Dataset items
"""

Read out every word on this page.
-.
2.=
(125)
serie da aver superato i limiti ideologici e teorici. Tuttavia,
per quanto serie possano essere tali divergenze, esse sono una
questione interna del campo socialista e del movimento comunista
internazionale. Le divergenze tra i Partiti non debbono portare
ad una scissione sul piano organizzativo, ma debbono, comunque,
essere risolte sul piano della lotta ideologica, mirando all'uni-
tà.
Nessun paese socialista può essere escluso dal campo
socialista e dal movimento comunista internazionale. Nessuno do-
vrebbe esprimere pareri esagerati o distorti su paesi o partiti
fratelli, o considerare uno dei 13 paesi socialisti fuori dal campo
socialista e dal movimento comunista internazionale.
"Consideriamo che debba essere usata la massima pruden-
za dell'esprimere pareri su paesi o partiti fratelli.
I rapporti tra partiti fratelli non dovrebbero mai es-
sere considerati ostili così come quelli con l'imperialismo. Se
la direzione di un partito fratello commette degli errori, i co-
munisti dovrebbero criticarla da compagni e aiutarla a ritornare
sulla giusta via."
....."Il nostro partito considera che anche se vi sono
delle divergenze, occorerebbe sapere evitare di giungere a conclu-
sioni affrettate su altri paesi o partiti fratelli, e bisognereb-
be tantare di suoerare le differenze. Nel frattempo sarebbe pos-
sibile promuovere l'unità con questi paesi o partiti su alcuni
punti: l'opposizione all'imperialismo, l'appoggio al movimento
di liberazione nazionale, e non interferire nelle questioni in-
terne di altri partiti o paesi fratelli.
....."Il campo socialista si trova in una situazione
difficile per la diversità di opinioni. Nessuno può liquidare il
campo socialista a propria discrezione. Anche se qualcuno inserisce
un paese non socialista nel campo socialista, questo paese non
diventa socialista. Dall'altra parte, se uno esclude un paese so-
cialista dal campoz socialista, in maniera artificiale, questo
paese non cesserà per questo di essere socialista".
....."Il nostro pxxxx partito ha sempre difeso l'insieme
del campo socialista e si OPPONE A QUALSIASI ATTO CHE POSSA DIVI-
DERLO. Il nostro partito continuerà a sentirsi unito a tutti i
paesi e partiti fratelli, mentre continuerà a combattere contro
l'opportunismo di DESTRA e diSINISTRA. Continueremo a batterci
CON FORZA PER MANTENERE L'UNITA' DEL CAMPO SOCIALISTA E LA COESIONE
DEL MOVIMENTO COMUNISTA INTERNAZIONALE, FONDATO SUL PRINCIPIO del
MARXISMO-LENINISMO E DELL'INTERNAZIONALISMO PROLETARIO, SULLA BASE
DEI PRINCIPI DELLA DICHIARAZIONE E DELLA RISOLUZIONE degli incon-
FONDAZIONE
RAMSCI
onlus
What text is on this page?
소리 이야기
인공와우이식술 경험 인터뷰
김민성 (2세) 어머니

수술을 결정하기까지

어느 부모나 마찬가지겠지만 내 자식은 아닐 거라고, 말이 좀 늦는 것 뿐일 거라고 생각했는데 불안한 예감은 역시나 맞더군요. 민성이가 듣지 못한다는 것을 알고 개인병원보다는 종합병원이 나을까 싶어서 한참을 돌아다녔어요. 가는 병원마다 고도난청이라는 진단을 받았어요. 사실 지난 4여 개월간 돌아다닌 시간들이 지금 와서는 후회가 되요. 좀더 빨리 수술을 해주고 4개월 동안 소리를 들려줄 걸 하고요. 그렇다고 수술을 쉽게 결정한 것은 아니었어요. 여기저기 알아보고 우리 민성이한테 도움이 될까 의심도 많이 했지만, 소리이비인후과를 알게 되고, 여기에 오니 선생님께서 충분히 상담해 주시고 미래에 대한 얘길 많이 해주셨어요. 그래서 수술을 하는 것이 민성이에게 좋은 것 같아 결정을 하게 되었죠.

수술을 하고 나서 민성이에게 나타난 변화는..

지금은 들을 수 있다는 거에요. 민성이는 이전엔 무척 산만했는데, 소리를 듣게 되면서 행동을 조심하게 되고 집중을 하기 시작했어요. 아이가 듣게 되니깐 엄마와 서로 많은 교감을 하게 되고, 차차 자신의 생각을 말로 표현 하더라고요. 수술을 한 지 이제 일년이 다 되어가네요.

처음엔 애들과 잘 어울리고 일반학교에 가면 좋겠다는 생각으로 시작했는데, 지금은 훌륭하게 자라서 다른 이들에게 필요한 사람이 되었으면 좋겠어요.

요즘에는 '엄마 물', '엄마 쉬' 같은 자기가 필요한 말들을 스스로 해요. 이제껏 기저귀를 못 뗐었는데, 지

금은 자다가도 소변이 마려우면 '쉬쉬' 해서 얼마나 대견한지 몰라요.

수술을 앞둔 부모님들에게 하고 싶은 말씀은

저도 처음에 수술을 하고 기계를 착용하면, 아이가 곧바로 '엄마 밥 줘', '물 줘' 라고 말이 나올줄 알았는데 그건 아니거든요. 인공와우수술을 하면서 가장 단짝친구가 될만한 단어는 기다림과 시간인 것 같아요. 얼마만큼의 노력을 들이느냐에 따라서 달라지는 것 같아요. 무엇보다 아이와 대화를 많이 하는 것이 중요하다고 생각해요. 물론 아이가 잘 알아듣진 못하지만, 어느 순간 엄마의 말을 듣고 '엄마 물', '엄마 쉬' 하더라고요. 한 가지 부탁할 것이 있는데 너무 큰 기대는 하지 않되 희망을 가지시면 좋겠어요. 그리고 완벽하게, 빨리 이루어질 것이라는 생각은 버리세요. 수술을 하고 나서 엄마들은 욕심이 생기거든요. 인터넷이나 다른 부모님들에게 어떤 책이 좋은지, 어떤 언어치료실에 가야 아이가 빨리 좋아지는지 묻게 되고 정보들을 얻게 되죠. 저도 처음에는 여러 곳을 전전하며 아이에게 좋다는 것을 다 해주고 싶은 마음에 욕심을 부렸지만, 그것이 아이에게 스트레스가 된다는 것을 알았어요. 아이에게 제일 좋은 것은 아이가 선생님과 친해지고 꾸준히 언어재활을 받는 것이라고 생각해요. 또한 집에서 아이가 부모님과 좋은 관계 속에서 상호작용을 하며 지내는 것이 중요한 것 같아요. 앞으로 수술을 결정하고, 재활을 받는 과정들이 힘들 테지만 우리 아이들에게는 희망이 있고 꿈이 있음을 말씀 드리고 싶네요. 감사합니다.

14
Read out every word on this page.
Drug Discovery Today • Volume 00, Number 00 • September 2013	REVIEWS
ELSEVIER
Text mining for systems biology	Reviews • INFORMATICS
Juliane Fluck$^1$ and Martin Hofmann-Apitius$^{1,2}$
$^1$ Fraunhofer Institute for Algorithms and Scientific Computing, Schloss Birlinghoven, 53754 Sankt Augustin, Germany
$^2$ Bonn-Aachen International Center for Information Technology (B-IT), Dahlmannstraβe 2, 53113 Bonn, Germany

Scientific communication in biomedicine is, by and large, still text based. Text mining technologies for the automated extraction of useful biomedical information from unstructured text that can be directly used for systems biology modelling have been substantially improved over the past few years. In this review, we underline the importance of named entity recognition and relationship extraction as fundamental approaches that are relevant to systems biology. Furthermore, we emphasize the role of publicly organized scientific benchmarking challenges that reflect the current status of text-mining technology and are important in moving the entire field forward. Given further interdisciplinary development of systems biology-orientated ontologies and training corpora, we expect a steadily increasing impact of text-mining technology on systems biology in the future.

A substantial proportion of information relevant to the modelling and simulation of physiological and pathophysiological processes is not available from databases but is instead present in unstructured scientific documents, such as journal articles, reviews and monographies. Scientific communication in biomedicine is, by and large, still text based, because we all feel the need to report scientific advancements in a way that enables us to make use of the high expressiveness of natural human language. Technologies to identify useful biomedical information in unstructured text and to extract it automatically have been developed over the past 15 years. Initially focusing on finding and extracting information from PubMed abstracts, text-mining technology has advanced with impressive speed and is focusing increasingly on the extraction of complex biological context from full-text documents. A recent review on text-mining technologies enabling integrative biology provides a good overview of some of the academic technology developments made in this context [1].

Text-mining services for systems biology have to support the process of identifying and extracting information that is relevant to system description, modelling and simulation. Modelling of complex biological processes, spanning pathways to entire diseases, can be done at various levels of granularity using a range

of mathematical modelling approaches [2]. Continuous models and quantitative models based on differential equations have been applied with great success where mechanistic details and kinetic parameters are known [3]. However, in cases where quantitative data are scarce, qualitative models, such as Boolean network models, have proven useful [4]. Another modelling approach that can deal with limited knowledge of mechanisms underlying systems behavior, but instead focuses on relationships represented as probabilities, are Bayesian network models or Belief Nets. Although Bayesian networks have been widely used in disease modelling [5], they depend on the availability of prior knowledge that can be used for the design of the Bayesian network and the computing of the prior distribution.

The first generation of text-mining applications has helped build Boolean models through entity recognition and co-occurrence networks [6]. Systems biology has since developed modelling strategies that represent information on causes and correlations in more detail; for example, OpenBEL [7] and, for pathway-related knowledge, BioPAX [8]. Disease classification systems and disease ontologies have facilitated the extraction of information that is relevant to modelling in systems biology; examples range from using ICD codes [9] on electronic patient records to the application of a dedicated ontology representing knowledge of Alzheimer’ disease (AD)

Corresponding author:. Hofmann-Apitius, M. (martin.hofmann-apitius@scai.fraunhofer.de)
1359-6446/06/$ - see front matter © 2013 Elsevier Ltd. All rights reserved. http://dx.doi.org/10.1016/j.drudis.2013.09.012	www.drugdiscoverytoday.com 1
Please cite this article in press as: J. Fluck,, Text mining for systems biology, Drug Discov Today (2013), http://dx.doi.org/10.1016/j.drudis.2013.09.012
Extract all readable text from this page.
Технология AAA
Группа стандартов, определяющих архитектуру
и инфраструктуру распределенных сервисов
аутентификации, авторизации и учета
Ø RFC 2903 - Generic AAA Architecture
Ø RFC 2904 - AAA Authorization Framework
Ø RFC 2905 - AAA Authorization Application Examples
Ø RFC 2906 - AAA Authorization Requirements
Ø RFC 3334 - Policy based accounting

"""

## YOUR TASK
Copy, from the material, each line that holds the string "knowledge".

## RESPONSE
of mathematical modelling approaches [2]. Continuous models and quantitative models based on differential equations have been applied with great success where mechanistic details and kinetic parameters are known [3]. However, in cases where quantitative data are scarce, qualitative models, such as Boolean network models, have proven useful [4]. Another modelling approach that can deal with limited knowledge of mechanisms underlying systems behavior, but instead focuses on relationships represented as probabilities, are Bayesian network models or Belief Nets. Although Bayesian networks have been widely used in disease modelling [5], they depend on the availability of prior knowledge that can be used for the design of the Bayesian network and the computing of the prior distribution.
The first generation of text-mining applications has helped build Boolean models through entity recognition and co-occurrence networks [6]. Systems biology has since developed modelling strategies that represent information on causes and correlations in more detail; for example, OpenBEL [7] and, for pathway-related knowledge, BioPAX [8]. Disease classification systems and disease ontologies have facilitated the extraction of information that is relevant to modelling in systems biology; examples range from using ICD codes [9] on electronic patient records to the application of a dedicated ontology representing knowledge of Alzheimer’ disease (AD)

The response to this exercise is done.